#### EXERCISE REQUIREMENTS
Write the material out again in full, exactly.

#### INPUT
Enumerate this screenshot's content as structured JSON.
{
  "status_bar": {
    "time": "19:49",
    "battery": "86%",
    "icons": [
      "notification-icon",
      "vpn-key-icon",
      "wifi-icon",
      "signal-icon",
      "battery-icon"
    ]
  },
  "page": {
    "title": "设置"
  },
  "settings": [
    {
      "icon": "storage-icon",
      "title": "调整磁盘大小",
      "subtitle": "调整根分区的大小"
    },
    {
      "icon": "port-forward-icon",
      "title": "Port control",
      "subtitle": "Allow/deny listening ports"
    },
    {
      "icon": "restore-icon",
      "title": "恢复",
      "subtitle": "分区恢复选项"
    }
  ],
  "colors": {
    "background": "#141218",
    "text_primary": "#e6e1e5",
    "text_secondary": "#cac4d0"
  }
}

#### EXERCISE ANSWER
Enumerate this screenshot's content as structured JSON.
{
  "status_bar": {
    "time": "19:49",
    "battery": "86%",
    "icons": [
      "notification-icon",
      "vpn-key-icon",
      "wifi-icon",
      "signal-icon",
      "battery-icon"
    ]
  },
  "page": {
    "title": "设置"
  },
  "settings": [
    {
      "icon": "storage-icon",
      "title": "调整磁盘大小",
      "subtitle": "调整根分区的大小"
    },
    {
      "icon": "port-forward-icon",
      "title": "Port control",
      "subtitle": "Allow/deny listening ports"
    },
    {
      "icon": "restore-icon",
      "title": "恢复",
      "subtitle": "分区恢复选项"
    }
  ],
  "colors": {
    "background": "#141218",
    "text_primary": "#e6e1e5",
    "text_secondary": "#cac4d0"
  }
}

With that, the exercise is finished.